▸ **Exercise**
Copy out everything in the material from the line containing "Detect and localize" down to the line containing "- chart-axes: [229, 212, 420, 287]", both of those lines included, with no changes. Leave the pictures out of your answer.

▸ **Supplied data**
--------------------------------

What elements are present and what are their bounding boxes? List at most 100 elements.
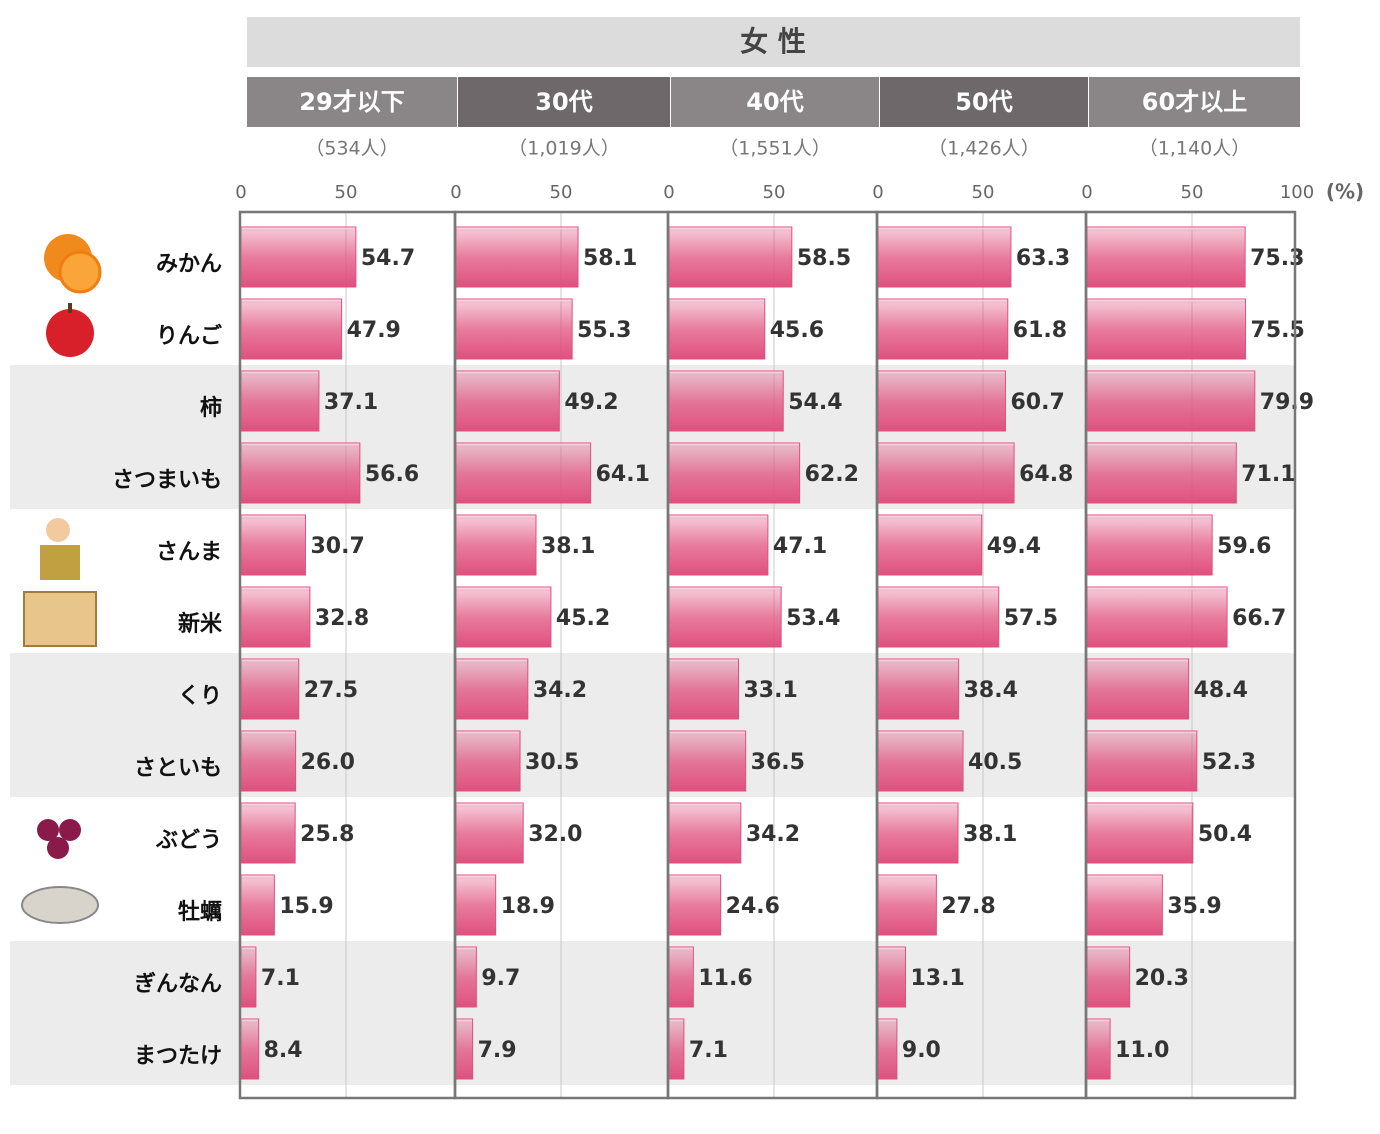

--------------------------------

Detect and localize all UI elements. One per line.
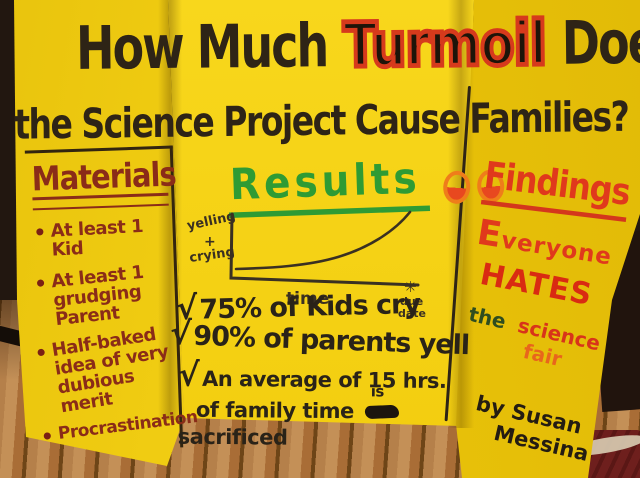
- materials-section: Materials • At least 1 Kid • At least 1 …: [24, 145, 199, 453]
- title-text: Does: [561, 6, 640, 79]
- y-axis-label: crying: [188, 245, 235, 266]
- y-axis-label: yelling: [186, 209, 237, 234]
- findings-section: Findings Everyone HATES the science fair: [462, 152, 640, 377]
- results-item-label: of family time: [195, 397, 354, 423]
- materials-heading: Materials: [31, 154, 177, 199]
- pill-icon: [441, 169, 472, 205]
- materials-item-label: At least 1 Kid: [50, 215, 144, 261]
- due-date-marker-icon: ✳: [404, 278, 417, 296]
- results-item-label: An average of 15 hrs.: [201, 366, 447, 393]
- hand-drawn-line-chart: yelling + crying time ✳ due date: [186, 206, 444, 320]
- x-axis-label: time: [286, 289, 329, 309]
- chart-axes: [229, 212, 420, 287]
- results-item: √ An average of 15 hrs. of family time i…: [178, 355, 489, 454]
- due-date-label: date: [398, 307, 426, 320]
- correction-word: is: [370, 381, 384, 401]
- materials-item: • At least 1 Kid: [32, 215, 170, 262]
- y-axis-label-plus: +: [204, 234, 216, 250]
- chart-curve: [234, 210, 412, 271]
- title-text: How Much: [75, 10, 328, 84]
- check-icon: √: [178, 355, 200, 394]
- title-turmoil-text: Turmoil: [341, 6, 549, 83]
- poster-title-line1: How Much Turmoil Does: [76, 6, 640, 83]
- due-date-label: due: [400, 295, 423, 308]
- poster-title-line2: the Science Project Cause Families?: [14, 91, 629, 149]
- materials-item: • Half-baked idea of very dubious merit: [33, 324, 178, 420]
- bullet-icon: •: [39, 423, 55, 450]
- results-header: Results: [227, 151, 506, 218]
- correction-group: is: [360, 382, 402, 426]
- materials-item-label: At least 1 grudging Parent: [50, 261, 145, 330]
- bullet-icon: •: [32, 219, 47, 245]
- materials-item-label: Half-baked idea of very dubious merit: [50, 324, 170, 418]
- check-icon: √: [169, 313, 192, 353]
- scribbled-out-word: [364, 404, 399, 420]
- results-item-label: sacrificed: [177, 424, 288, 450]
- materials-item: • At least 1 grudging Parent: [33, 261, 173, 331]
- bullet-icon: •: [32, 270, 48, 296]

--------------------------------

▸ **Correct output**
Detect and localize all UI elements. One per line.
- materials-section: Materials • At least 1 Kid • At least 1 …: [24, 145, 199, 453]
- title-text: Does: [561, 6, 640, 79]
- y-axis-label: crying: [188, 245, 235, 266]
- y-axis-label: yelling: [186, 209, 237, 234]
- findings-section: Findings Everyone HATES the science fair: [462, 152, 640, 377]
- results-item-label: of family time: [195, 397, 354, 423]
- materials-heading: Materials: [31, 154, 177, 199]
- pill-icon: [441, 169, 472, 205]
- materials-item-label: At least 1 Kid: [50, 215, 144, 261]
- due-date-marker-icon: ✳: [404, 278, 417, 296]
- results-item-label: An average of 15 hrs.: [201, 366, 447, 393]
- hand-drawn-line-chart: yelling + crying time ✳ due date: [186, 206, 444, 320]
- x-axis-label: time: [286, 289, 329, 309]
- chart-axes: [229, 212, 420, 287]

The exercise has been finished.